● **WHAT IS BEING ASKED**
List, from the lines below, each one with "name" in it.

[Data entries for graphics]
--

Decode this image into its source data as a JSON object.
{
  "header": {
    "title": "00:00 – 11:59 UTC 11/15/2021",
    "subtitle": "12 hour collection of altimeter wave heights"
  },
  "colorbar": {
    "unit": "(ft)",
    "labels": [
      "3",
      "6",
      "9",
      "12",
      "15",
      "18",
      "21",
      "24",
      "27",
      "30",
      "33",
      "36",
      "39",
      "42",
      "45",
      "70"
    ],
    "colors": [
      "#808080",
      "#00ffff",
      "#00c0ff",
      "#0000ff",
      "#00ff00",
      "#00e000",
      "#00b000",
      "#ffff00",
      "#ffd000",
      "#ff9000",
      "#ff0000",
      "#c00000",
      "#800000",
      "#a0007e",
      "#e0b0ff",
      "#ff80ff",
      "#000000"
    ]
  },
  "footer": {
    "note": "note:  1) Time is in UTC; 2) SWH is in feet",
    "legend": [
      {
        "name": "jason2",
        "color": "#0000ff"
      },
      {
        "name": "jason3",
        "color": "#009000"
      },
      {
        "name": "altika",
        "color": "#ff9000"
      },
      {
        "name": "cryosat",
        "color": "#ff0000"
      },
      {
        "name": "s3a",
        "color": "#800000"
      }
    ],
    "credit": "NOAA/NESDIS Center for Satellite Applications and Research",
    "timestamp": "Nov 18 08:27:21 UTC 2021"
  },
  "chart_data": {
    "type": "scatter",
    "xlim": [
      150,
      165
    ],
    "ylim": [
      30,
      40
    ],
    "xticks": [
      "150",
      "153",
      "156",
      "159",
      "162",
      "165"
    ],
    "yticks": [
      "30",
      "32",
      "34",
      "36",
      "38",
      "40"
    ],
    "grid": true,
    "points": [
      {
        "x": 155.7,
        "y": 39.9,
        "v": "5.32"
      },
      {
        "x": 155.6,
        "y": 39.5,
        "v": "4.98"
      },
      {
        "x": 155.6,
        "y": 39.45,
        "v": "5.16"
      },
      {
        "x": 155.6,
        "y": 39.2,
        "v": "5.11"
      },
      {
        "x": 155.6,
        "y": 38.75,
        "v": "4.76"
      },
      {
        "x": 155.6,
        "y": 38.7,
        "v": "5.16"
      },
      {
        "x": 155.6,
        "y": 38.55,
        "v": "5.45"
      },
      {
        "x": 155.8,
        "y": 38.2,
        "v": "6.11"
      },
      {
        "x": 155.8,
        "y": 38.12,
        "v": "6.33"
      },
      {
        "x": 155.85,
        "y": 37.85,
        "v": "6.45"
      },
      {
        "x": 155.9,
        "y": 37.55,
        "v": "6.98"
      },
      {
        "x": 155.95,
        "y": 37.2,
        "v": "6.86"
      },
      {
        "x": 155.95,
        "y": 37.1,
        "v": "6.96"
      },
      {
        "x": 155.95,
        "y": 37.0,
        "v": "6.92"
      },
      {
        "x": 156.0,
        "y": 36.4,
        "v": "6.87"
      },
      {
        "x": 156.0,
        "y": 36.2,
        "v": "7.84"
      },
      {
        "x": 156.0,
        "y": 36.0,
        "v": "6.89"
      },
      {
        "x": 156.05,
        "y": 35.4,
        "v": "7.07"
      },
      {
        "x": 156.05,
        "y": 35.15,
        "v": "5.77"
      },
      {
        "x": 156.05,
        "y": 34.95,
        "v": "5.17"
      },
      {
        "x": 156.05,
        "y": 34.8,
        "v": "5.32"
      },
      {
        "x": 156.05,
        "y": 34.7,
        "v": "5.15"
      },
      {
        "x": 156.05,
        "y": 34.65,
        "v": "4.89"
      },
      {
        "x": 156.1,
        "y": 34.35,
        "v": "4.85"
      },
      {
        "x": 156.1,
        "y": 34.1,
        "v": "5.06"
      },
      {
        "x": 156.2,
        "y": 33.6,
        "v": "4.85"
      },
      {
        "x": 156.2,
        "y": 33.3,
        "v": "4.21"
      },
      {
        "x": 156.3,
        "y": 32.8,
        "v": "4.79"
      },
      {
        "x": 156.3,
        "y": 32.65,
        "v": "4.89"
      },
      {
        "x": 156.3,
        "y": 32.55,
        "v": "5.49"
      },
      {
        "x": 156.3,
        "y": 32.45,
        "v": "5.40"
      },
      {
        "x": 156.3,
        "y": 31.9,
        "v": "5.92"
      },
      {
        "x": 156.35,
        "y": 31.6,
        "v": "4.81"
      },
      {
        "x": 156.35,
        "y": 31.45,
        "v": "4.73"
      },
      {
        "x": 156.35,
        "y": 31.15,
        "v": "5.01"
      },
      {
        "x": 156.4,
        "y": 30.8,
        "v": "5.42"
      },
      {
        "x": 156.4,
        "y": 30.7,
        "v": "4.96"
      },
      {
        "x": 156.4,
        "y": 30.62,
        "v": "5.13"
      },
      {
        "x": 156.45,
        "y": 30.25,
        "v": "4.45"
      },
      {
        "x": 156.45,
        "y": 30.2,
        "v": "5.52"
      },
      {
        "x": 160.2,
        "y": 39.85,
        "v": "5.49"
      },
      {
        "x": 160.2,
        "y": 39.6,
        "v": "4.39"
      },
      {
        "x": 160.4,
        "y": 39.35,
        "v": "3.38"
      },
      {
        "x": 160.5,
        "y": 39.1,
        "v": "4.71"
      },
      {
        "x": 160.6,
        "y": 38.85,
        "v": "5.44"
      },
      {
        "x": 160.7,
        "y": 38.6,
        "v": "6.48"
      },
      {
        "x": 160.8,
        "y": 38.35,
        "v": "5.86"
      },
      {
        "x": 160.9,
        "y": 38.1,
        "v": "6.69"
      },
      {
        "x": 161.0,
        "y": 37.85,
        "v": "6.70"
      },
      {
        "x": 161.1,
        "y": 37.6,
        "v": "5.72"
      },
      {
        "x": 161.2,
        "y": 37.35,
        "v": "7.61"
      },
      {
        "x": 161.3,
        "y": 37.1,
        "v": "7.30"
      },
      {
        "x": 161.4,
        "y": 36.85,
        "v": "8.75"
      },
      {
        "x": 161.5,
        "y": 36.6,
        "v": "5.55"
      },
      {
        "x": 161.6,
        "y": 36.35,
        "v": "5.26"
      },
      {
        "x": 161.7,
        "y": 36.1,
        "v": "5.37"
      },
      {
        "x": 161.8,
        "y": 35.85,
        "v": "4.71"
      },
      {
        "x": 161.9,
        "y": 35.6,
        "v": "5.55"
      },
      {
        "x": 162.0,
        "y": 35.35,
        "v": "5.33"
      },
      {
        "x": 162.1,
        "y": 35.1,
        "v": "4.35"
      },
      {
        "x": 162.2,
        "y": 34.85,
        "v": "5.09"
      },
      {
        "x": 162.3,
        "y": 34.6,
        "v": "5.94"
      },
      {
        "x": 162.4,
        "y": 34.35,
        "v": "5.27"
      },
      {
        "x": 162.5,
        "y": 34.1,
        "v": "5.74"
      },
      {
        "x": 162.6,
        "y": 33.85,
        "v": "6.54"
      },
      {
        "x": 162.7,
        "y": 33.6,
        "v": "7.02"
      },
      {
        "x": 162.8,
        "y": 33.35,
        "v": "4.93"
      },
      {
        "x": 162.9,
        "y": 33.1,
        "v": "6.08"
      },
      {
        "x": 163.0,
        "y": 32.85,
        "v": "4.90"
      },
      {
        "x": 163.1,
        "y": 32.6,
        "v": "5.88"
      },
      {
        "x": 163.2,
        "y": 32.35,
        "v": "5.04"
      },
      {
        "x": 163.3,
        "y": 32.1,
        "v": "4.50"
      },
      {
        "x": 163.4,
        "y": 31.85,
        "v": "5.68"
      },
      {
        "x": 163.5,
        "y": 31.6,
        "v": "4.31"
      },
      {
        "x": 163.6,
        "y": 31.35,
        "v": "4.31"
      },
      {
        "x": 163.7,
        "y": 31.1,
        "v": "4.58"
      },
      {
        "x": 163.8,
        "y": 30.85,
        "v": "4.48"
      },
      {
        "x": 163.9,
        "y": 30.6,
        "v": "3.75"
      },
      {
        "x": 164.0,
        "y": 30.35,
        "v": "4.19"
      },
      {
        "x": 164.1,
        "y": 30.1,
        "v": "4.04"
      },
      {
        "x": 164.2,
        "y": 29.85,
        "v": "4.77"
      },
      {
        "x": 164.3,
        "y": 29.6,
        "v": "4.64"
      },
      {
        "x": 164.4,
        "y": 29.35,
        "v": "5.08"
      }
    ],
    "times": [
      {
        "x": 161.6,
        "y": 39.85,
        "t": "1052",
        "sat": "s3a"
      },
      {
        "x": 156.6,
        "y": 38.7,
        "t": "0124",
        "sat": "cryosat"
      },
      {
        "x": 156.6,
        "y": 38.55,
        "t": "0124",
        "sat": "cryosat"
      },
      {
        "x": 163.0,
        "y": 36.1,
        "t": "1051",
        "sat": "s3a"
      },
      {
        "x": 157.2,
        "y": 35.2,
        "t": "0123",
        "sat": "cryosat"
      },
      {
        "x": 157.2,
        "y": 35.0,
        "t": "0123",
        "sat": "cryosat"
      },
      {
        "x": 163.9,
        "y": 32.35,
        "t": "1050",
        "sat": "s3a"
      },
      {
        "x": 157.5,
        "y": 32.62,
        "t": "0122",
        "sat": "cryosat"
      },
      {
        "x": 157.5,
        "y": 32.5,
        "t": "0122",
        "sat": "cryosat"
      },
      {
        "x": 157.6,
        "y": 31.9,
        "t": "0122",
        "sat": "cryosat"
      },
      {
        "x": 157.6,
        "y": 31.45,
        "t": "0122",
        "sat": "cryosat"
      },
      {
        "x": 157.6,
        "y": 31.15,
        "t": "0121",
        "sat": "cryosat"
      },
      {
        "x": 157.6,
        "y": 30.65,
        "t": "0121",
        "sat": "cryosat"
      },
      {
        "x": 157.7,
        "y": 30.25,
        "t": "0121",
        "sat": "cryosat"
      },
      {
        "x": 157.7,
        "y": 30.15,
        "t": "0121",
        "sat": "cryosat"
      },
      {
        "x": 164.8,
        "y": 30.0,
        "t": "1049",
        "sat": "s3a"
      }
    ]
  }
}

--

● **SOLVED EXERCISE**
        "name": "jason2",
        "name": "jason3",
        "name": "altika",
        "name": "cryosat",
        "name": "s3a",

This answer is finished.